◆ **JOB**: Write out all the material exactly. Leave nothing out.

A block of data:
————
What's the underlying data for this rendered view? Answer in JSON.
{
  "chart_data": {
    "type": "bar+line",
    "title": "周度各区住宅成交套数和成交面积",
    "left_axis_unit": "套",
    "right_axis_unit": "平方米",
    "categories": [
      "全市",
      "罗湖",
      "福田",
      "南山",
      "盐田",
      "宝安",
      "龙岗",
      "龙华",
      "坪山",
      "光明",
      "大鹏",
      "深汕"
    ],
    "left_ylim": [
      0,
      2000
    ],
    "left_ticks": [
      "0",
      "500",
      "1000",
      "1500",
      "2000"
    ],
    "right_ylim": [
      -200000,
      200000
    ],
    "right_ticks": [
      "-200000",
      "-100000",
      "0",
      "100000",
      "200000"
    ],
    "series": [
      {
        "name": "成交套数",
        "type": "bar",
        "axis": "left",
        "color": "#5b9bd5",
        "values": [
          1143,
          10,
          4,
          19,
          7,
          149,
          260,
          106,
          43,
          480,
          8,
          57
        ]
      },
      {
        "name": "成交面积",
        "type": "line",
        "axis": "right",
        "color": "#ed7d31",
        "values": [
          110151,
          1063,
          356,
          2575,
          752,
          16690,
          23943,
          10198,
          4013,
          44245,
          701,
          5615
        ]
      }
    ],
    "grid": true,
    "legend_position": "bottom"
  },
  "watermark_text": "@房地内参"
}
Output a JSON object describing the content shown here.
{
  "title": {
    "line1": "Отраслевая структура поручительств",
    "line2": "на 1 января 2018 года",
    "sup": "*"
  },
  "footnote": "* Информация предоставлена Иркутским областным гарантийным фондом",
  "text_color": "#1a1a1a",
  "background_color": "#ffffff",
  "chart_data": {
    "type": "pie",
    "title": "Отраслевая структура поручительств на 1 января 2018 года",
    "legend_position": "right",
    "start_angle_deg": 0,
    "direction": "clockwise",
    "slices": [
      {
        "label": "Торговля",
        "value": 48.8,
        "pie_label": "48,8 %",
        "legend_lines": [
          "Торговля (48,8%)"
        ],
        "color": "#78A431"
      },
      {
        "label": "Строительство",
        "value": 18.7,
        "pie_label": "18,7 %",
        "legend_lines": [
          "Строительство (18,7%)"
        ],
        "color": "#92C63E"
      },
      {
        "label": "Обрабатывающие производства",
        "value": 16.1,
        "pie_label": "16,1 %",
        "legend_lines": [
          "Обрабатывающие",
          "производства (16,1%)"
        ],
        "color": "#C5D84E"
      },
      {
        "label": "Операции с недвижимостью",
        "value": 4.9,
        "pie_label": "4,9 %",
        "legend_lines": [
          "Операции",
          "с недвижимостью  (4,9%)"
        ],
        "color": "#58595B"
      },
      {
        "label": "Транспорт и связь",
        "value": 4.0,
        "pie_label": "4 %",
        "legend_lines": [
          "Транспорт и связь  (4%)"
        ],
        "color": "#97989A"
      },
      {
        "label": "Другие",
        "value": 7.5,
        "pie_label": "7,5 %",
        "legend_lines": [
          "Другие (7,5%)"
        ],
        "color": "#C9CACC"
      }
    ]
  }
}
————
◆ **FULL RESPONSE**:
What's the underlying data for this rendered view? Answer in JSON.
{
  "chart_data": {
    "type": "bar+line",
    "title": "周度各区住宅成交套数和成交面积",
    "left_axis_unit": "套",
    "right_axis_unit": "平方米",
    "categories": [
      "全市",
      "罗湖",
      "福田",
      "南山",
      "盐田",
      "宝安",
      "龙岗",
      "龙华",
      "坪山",
      "光明",
      "大鹏",
      "深汕"
    ],
    "left_ylim": [
      0,
      2000
    ],
    "left_ticks": [
      "0",
      "500",
      "1000",
      "1500",
      "2000"
    ],
    "right_ylim": [
      -200000,
      200000
    ],
    "right_ticks": [
      "-200000",
      "-100000",
      "0",
      "100000",
      "200000"
    ],
    "series": [
      {
        "name": "成交套数",
        "type": "bar",
        "axis": "left",
        "color": "#5b9bd5",
        "values": [
          1143,
          10,
          4,
          19,
          7,
          149,
          260,
          106,
          43,
          480,
          8,
          57
        ]
      },
      {
        "name": "成交面积",
        "type": "line",
        "axis": "right",
        "color": "#ed7d31",
        "values": [
          110151,
          1063,
          356,
          2575,
          752,
          16690,
          23943,
          10198,
          4013,
          44245,
          701,
          5615
        ]
      }
    ],
    "grid": true,
    "legend_position": "bottom"
  },
  "watermark_text": "@房地内参"
}
Output a JSON object describing the content shown here.
{
  "title": {
    "line1": "Отраслевая структура поручительств",
    "line2": "на 1 января 2018 года",
    "sup": "*"
  },
  "footnote": "* Информация предоставлена Иркутским областным гарантийным фондом",
  "text_color": "#1a1a1a",
  "background_color": "#ffffff",
  "chart_data": {
    "type": "pie",
    "title": "Отраслевая структура поручительств на 1 января 2018 года",
    "legend_position": "right",
    "start_angle_deg": 0,
    "direction": "clockwise",
    "slices": [
      {
        "label": "Торговля",
        "value": 48.8,
        "pie_label": "48,8 %",
        "legend_lines": [
          "Торговля (48,8%)"
        ],
        "color": "#78A431"
      },
      {
        "label": "Строительство",
        "value": 18.7,
        "pie_label": "18,7 %",
        "legend_lines": [
          "Строительство (18,7%)"
        ],
        "color": "#92C63E"
      },
      {
        "label": "Обрабатывающие производства",
        "value": 16.1,
        "pie_label": "16,1 %",
        "legend_lines": [
          "Обрабатывающие",
          "производства (16,1%)"
        ],
        "color": "#C5D84E"
      },
      {
        "label": "Операции с недвижимостью",
        "value": 4.9,
        "pie_label": "4,9 %",
        "legend_lines": [
          "Операции",
          "с недвижимостью  (4,9%)"
        ],
        "color": "#58595B"
      },
      {
        "label": "Транспорт и связь",
        "value": 4.0,
        "pie_label": "4 %",
        "legend_lines": [
          "Транспорт и связь  (4%)"
        ],
        "color": "#97989A"
      },
      {
        "label": "Другие",
        "value": 7.5,
        "pie_label": "7,5 %",
        "legend_lines": [
          "Другие (7,5%)"
        ],
        "color": "#C9CACC"
      }
    ]
  }
}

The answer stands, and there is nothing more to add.